### What you have to do
Look below and pull out each line with the word "content".
begin Data to use
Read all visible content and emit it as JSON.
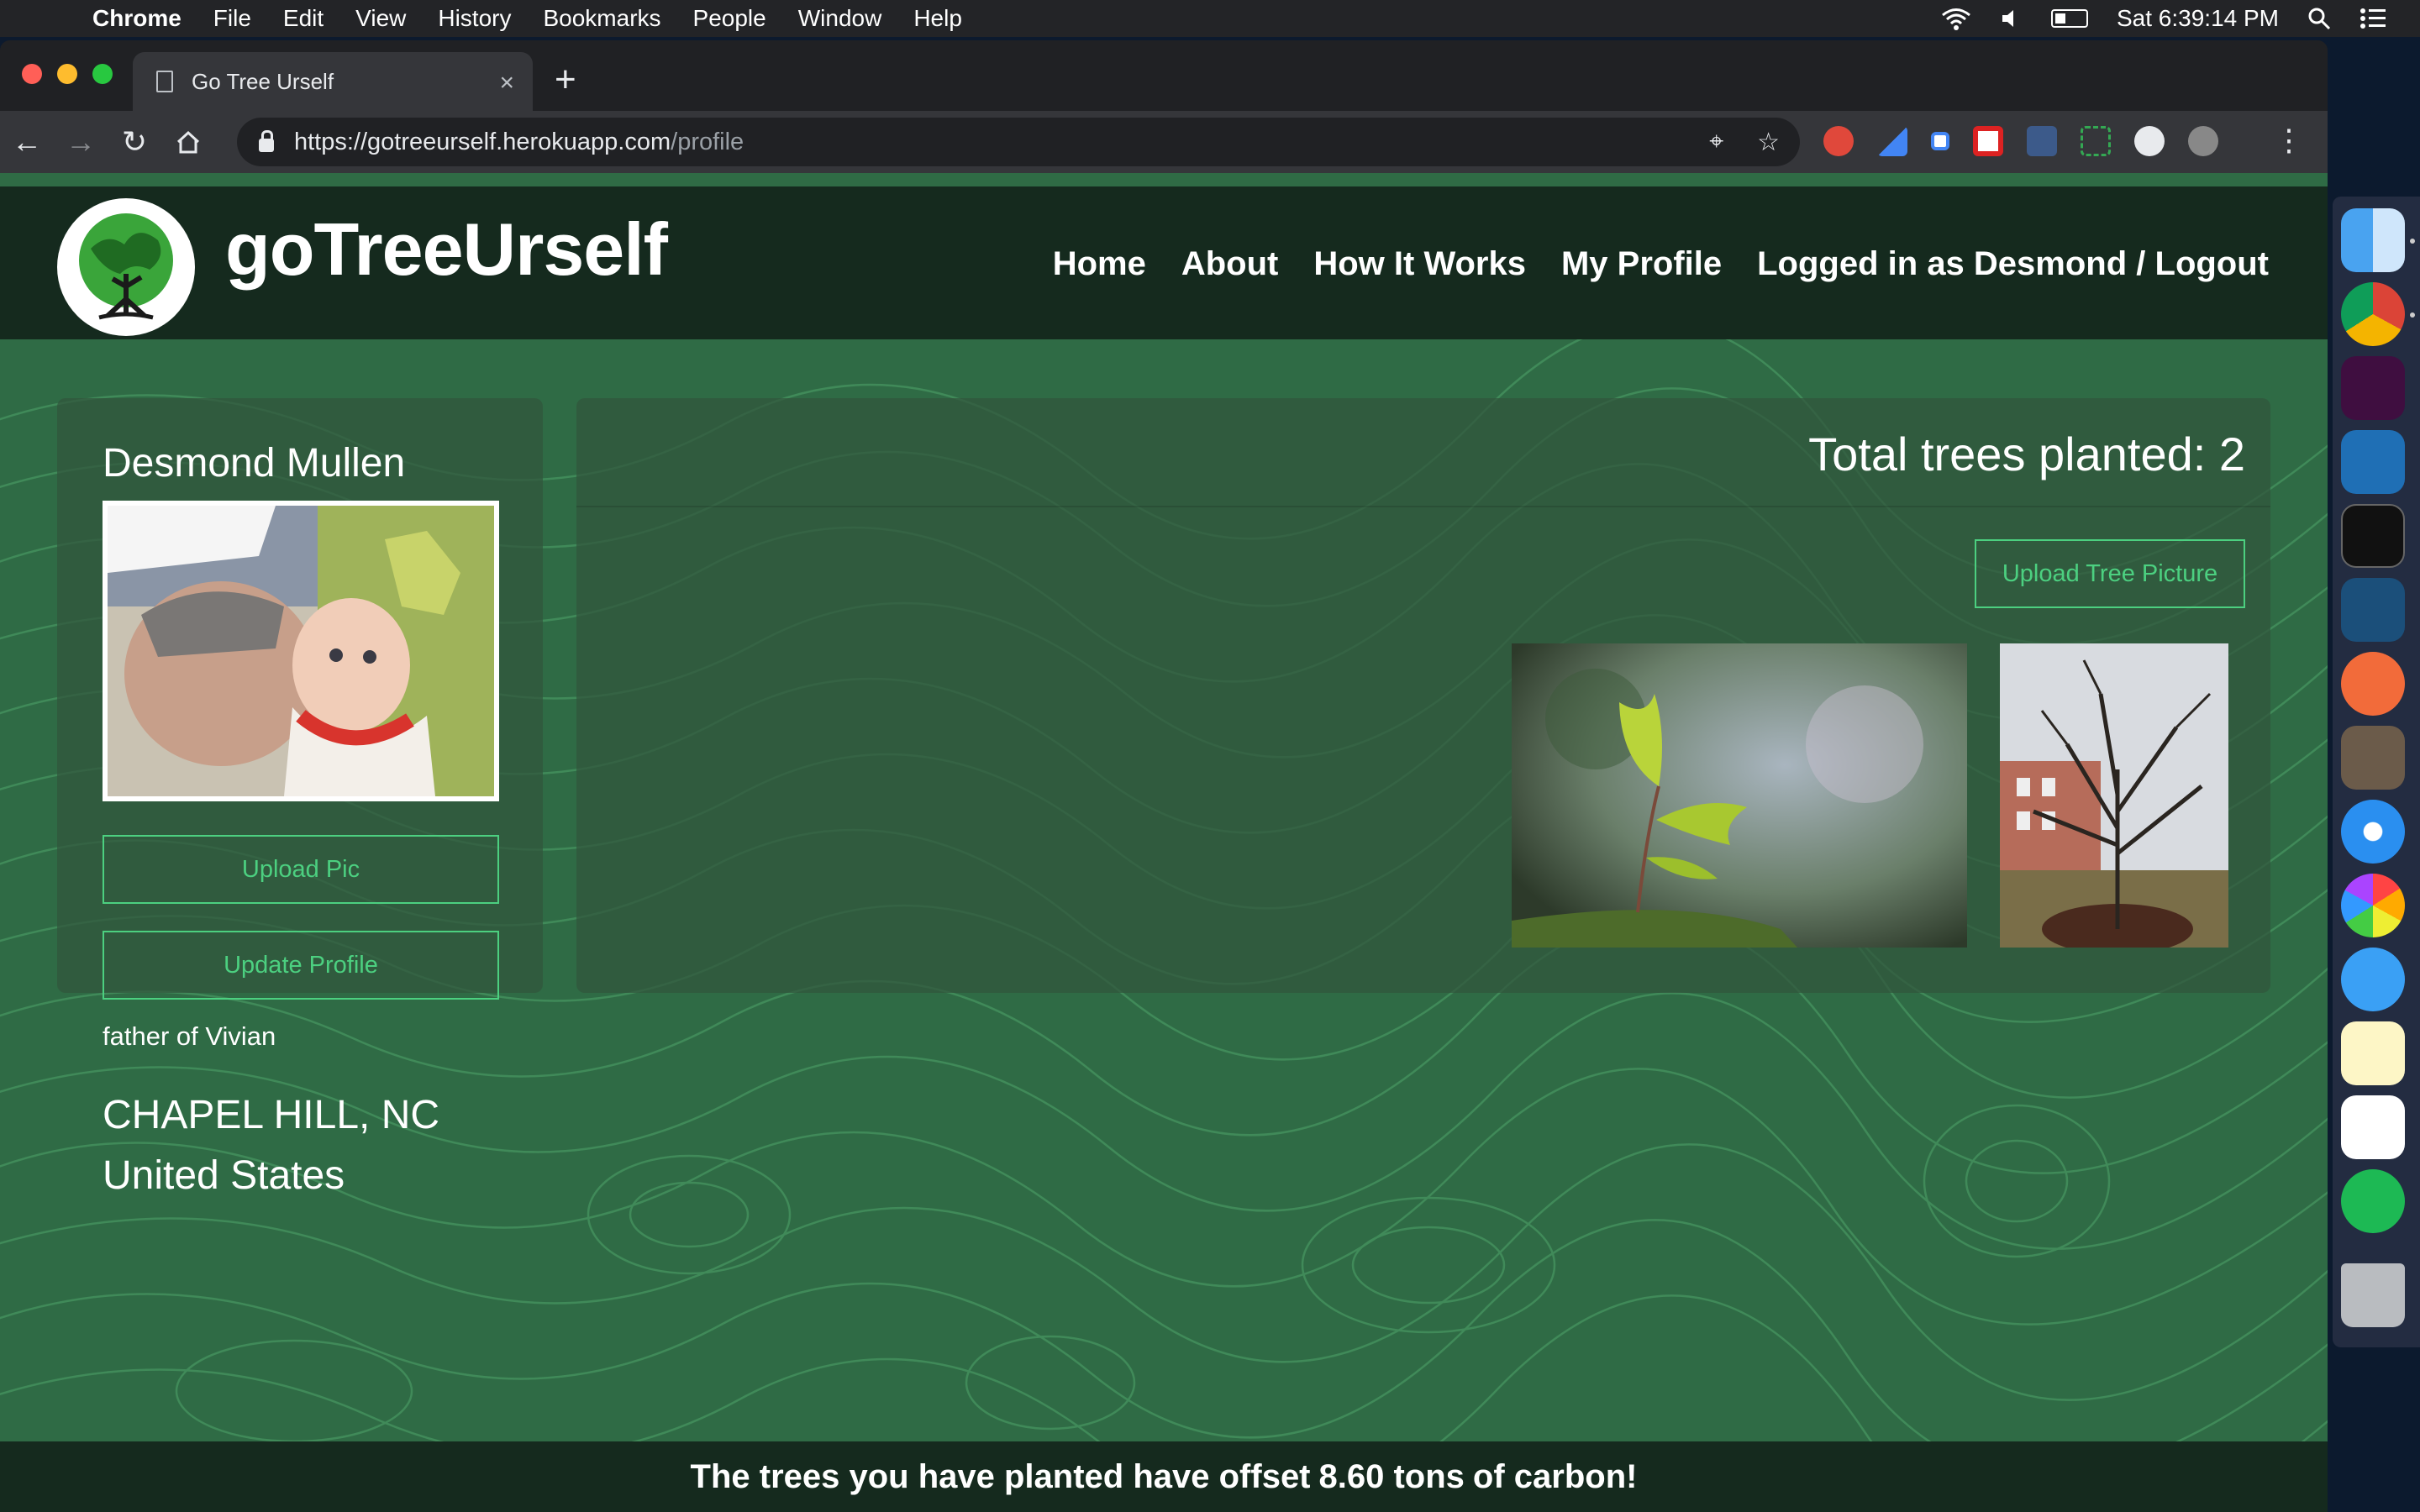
{
  "menubar": {
    "app": "Chrome",
    "items": [
      "File",
      "Edit",
      "View",
      "History",
      "Bookmarks",
      "People",
      "Window",
      "Help"
    ],
    "clock": "Sat 6:39:14 PM"
  },
  "browser": {
    "tab_title": "Go Tree Urself",
    "url_host": "https://gotreeurself.herokuapp.com",
    "url_path": "/profile"
  },
  "site": {
    "brand": "goTreeUrself",
    "nav": [
      "Home",
      "About",
      "How It Works",
      "My Profile",
      "Logged in as Desmond / Logout"
    ]
  },
  "profile": {
    "name": "Desmond Mullen",
    "upload_pic_label": "Upload Pic",
    "update_profile_label": "Update Profile",
    "bio": "father of Vivian",
    "city_state": "CHAPEL HILL, NC",
    "country": "United States"
  },
  "trees": {
    "total_label": "Total trees planted: 2",
    "upload_label": "Upload Tree Picture"
  },
  "footer": {
    "prefix": "The trees you have planted have offset",
    "amount": "8.60 tons",
    "suffix": "of carbon!"
  },
  "colors": {
    "page_bg": "#2f6b45",
    "header_bg": "#152a1e",
    "accent": "#4cd080"
  }
}
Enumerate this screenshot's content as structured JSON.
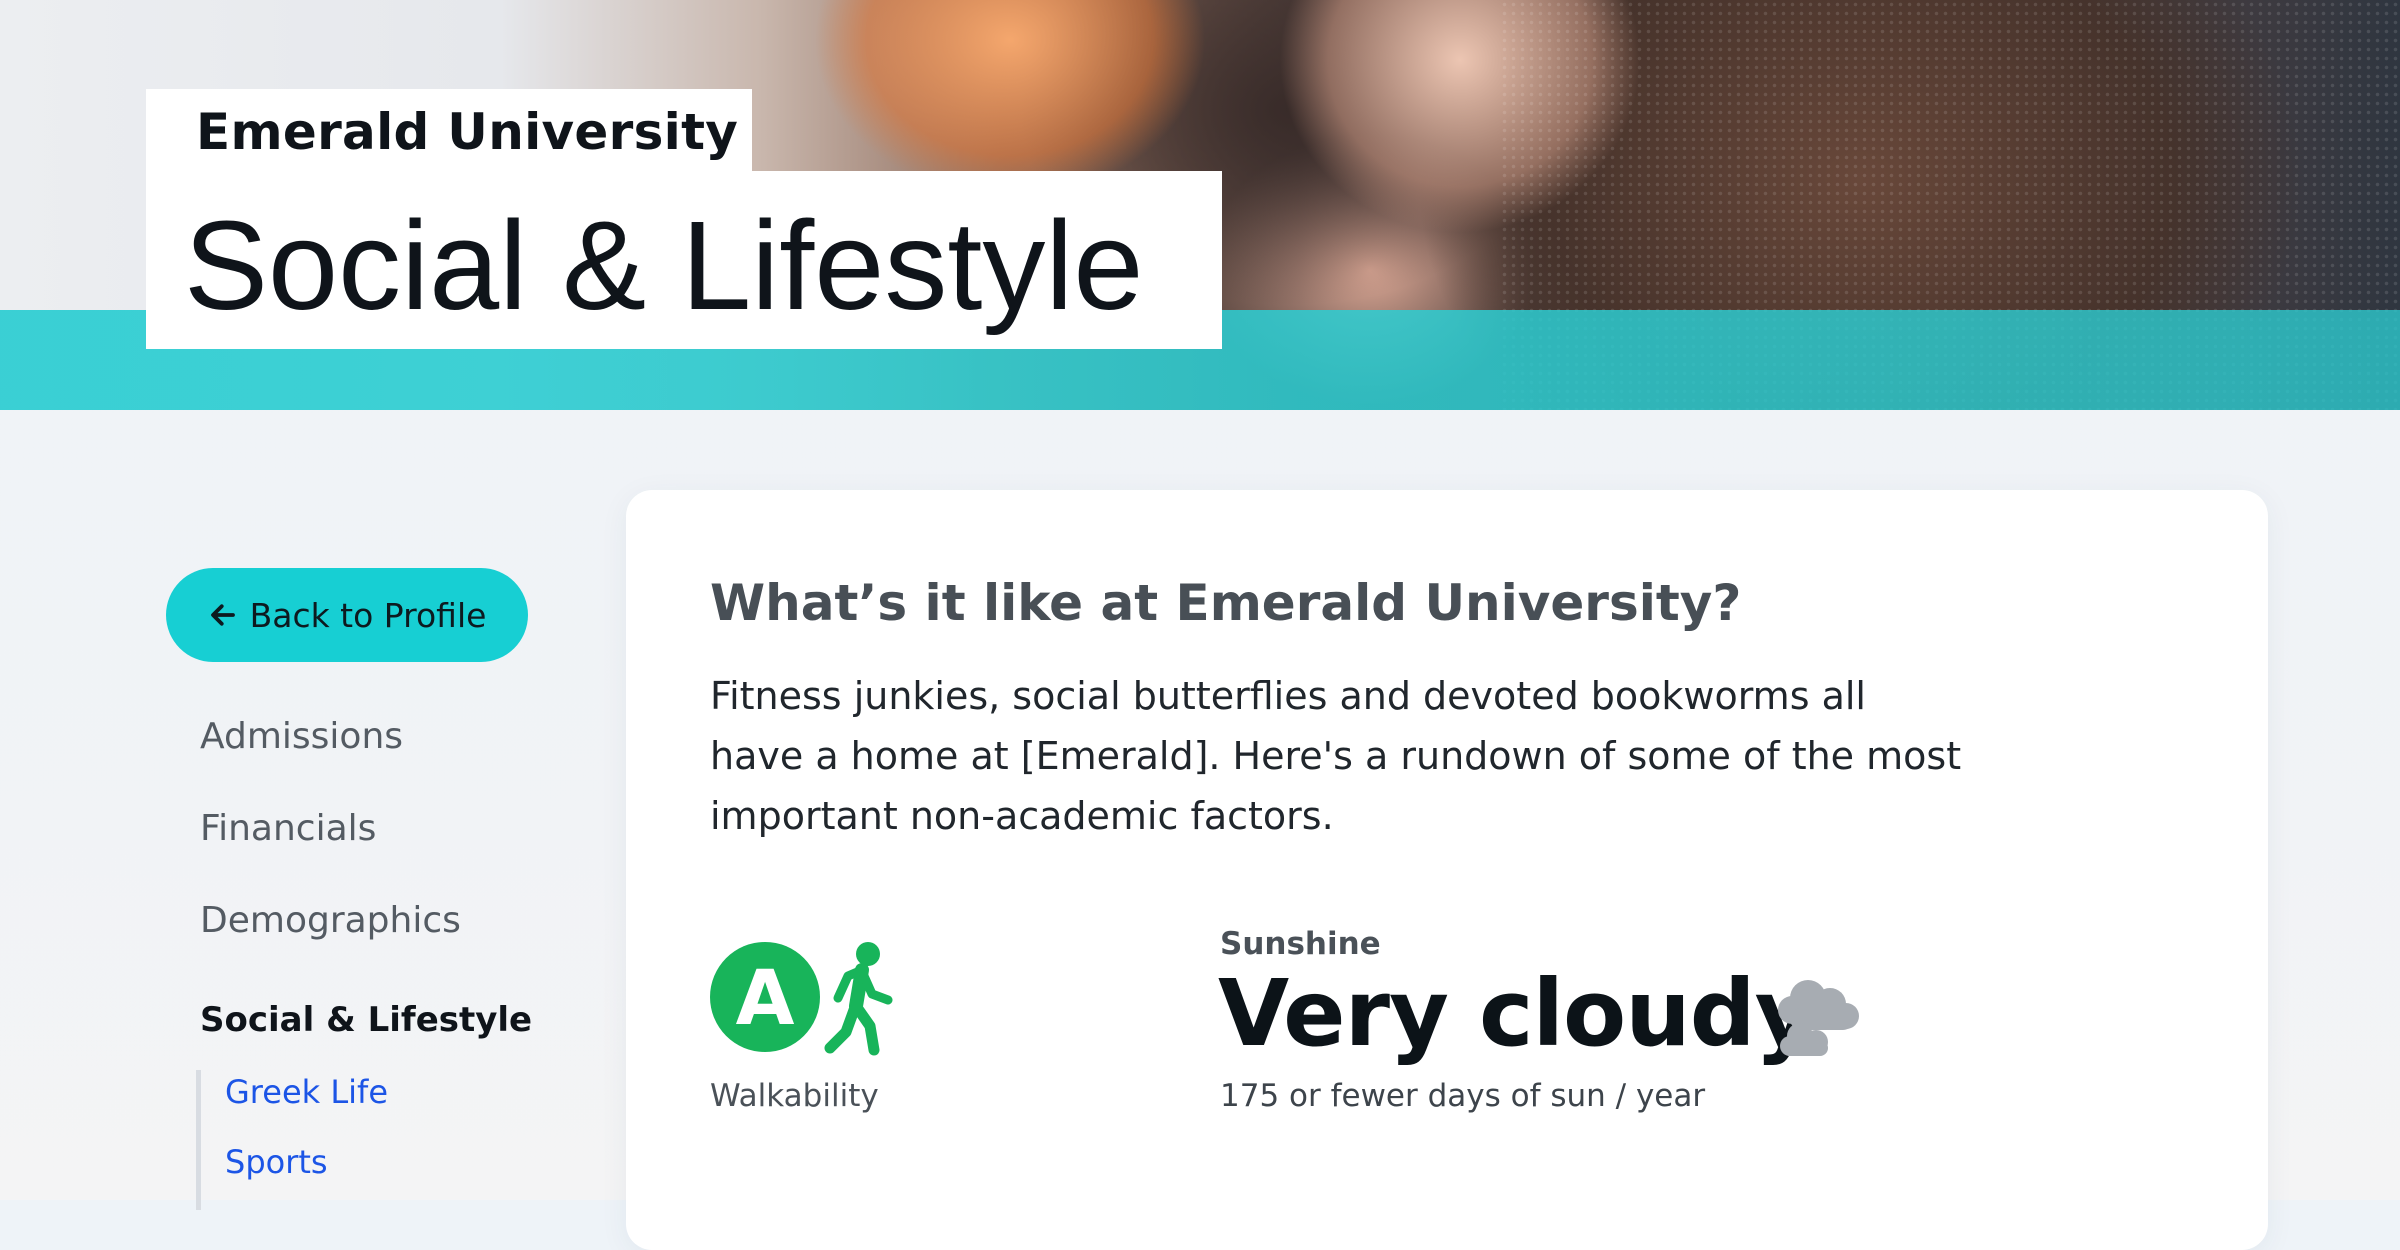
{
  "hero": {
    "university": "Emerald University",
    "title": "Social & Lifestyle"
  },
  "sidebar": {
    "back_label": "Back to Profile",
    "items": [
      {
        "label": "Admissions"
      },
      {
        "label": "Financials"
      },
      {
        "label": "Demographics"
      },
      {
        "label": "Social & Lifestyle",
        "active": true
      }
    ],
    "sub_items": [
      {
        "label": "Greek Life"
      },
      {
        "label": "Sports"
      }
    ]
  },
  "main": {
    "heading": "What’s it like at Emerald University?",
    "intro": "Fitness junkies, social butterflies and devoted bookworms all\nhave a home at [Emerald]. Here's a rundown of some of the most\nimportant non-academic factors.",
    "walkability": {
      "grade": "A",
      "label": "Walkability",
      "icon": "walking-person-icon"
    },
    "sunshine": {
      "label": "Sunshine",
      "value": "Very cloudy",
      "detail": "175 or fewer days of sun / year",
      "icon": "cloud-icon"
    }
  },
  "colors": {
    "accent": "#17cfd3",
    "walk_green": "#18b45a",
    "link": "#1c55e6"
  }
}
end Data to use
### Exercise answer
Read all visible content and emit it as JSON.
Enumerate this screenshot's content as structured JSON.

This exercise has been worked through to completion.